#### SET PROBLEM
Go through the entries below, tally each line with the string "What", and give the final number by itself.

(Records contained in a dataset)
^^^^^^^^^^^^^^^^

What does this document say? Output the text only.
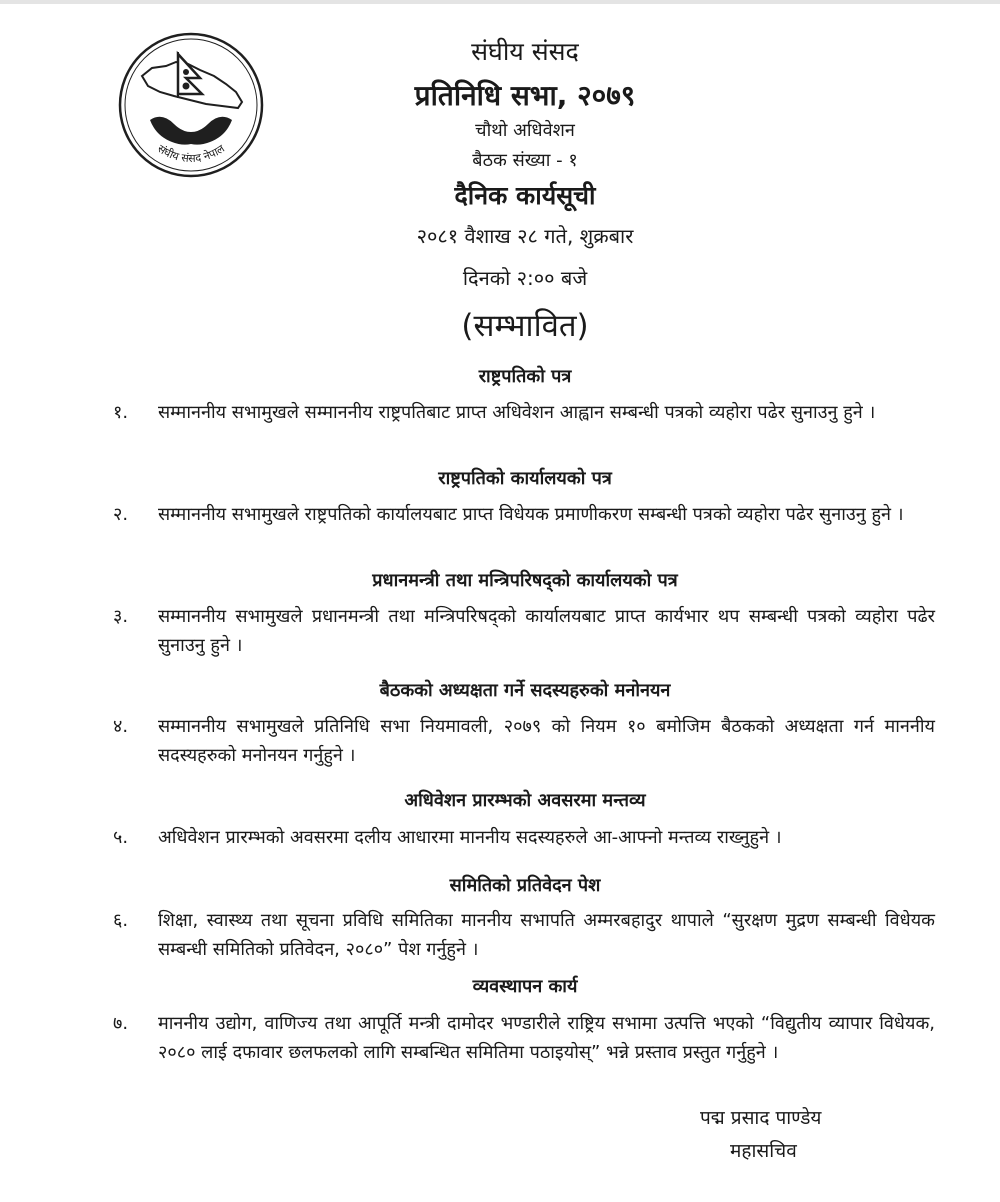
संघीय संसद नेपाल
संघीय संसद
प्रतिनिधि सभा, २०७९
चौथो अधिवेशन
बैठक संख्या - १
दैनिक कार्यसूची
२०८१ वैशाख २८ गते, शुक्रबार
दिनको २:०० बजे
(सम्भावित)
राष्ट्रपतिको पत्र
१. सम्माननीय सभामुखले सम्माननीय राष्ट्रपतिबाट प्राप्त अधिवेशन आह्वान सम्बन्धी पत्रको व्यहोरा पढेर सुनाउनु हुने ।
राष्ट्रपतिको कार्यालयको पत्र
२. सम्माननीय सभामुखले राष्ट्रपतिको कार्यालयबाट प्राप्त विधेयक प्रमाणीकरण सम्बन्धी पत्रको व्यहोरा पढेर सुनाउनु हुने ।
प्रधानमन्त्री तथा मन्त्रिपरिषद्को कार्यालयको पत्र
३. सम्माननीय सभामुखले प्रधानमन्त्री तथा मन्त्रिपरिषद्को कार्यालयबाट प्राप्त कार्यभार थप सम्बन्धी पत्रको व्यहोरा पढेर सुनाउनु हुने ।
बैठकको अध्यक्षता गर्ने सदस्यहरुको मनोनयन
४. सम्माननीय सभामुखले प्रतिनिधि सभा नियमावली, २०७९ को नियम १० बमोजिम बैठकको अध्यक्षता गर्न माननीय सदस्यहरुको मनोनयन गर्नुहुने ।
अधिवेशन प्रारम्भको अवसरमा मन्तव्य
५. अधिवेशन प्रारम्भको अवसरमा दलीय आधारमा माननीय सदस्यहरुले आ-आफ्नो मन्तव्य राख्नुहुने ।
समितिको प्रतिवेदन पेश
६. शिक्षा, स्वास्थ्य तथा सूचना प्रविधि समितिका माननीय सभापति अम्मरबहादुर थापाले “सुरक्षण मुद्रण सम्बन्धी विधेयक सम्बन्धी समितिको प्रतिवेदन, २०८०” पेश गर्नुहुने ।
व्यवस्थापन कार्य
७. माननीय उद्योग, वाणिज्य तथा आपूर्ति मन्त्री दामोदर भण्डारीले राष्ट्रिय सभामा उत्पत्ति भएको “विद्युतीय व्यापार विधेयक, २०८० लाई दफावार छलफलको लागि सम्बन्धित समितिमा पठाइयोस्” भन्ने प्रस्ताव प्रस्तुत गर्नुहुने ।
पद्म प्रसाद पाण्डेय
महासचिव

^^^^^^^^^^^^^^^^

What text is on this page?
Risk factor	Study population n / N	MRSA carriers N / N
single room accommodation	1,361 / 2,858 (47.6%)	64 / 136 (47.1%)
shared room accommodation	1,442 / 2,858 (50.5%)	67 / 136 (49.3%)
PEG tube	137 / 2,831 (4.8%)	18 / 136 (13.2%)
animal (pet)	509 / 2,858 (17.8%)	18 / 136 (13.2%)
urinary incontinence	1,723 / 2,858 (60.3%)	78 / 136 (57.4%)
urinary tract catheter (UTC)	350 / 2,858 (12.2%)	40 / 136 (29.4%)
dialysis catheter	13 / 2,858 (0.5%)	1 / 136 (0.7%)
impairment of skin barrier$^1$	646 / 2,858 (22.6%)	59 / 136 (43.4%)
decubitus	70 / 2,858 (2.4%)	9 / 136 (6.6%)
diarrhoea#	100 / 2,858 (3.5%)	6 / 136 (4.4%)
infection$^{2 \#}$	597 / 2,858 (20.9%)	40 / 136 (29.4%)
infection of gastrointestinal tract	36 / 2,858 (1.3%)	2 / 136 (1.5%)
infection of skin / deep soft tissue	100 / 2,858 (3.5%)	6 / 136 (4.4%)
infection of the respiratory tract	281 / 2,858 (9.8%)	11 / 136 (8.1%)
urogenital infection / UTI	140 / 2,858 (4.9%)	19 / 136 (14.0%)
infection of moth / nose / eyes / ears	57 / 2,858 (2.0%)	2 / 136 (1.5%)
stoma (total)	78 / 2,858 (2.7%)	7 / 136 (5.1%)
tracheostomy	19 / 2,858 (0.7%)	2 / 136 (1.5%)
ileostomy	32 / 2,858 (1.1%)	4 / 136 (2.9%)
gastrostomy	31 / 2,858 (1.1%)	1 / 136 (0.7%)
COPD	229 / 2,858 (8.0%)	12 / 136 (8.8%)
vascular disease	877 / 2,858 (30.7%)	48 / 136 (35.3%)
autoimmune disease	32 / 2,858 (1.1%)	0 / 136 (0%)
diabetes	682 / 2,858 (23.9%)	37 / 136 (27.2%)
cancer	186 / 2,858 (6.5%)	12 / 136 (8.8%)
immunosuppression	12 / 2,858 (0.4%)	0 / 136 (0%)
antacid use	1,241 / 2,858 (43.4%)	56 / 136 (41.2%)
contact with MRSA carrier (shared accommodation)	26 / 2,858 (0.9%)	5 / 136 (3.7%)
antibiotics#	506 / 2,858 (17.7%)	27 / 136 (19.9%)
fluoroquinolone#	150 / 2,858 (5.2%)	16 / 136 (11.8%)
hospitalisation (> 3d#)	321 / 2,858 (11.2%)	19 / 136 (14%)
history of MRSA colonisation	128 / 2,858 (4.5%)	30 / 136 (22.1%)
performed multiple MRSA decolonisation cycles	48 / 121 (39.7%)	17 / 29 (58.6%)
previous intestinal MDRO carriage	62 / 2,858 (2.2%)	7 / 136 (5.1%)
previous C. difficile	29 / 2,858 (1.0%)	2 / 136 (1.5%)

^^^^^^^^^^^^^^^^

#### RESULT FOR THIS TASK
2